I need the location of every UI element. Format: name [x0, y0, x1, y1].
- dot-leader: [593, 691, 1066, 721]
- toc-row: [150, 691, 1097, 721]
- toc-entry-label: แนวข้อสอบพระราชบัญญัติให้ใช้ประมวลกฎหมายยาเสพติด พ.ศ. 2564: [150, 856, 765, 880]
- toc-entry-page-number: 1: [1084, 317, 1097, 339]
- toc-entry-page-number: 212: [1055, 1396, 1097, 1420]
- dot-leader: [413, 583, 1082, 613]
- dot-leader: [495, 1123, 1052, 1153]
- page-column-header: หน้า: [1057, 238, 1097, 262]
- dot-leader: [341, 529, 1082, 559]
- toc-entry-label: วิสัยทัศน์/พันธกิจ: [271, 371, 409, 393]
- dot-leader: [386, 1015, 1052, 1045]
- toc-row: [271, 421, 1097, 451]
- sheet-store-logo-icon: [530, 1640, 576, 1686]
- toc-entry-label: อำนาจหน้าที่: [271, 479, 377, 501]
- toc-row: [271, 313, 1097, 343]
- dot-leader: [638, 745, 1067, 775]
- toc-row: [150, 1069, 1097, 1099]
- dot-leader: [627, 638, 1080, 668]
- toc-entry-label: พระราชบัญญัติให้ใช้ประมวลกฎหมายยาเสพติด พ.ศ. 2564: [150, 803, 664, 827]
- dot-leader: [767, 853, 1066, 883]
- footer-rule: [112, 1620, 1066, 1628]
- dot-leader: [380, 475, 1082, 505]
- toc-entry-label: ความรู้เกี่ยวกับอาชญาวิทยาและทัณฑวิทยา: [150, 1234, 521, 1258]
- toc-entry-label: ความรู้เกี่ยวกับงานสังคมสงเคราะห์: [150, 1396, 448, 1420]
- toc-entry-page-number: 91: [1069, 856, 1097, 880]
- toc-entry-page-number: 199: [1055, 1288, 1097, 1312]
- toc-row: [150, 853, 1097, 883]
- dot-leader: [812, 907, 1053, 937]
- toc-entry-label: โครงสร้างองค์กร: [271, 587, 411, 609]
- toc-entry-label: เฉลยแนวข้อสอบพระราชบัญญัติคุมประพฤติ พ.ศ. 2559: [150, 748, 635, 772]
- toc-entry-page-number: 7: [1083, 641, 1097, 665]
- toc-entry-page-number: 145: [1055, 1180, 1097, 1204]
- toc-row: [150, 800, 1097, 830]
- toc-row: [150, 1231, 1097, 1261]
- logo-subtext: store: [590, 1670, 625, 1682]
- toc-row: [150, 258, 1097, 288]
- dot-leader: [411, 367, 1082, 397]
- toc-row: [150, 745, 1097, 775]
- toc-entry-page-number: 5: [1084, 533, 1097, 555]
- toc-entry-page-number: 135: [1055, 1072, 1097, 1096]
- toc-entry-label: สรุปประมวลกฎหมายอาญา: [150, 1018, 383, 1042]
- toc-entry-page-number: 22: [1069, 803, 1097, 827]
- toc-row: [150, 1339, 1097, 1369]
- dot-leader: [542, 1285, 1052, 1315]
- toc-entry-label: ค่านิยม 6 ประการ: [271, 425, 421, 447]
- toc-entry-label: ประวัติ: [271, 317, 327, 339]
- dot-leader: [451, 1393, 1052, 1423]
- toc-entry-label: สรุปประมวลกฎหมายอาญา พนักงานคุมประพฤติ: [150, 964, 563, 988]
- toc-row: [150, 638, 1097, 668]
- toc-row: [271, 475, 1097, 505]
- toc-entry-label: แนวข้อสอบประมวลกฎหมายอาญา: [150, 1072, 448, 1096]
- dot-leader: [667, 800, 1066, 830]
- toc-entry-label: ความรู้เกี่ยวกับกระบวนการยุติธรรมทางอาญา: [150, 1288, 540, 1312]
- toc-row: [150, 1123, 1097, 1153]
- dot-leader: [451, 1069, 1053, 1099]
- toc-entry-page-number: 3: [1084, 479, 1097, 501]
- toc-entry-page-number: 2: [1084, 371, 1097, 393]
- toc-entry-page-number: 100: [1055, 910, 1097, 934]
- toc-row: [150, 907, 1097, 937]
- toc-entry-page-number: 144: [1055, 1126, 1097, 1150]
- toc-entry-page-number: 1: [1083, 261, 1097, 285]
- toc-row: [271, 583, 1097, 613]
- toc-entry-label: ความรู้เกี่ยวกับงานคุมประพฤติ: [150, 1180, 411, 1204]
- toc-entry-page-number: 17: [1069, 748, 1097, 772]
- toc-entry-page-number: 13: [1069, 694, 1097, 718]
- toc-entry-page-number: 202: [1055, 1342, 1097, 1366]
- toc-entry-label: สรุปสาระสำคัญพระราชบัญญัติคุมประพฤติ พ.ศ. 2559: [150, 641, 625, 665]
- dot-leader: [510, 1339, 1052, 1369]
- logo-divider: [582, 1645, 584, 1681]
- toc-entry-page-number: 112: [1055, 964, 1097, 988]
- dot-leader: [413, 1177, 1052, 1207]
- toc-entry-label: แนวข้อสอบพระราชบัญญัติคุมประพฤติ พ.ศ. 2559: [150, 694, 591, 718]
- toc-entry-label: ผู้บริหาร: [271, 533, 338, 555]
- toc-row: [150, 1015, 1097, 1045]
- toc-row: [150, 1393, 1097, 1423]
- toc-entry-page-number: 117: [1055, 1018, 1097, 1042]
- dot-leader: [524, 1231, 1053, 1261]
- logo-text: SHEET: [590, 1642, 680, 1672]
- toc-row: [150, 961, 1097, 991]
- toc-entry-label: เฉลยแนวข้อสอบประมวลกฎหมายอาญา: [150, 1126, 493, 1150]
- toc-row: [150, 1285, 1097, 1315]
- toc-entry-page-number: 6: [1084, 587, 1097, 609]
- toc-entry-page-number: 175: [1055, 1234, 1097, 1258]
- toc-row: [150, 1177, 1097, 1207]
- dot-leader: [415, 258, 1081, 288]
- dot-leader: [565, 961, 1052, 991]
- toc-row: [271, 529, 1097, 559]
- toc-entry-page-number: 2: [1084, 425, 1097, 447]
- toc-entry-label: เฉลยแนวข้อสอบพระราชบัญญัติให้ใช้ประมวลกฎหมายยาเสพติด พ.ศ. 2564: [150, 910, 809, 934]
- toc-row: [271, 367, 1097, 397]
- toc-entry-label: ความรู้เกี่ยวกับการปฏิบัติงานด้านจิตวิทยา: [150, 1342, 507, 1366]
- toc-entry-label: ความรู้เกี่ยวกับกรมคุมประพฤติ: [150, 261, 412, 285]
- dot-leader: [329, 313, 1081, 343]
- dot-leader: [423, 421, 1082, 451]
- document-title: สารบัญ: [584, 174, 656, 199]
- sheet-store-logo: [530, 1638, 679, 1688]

========================

* **EXERCISE TASK**: From the data above, keep only the lines that contain the string "เฉลยแนวข", and copy each one. The match is case-sensitive.

* **TASK ANSWER**:
- toc-entry-label: เฉลยแนวข้อสอบพระราชบัญญัติคุมประพฤติ พ.ศ. 2559: [150, 748, 635, 772]
- toc-entry-label: เฉลยแนวข้อสอบประมวลกฎหมายอาญา: [150, 1126, 493, 1150]
- toc-entry-label: เฉลยแนวข้อสอบพระราชบัญญัติให้ใช้ประมวลกฎหมายยาเสพติด พ.ศ. 2564: [150, 910, 809, 934]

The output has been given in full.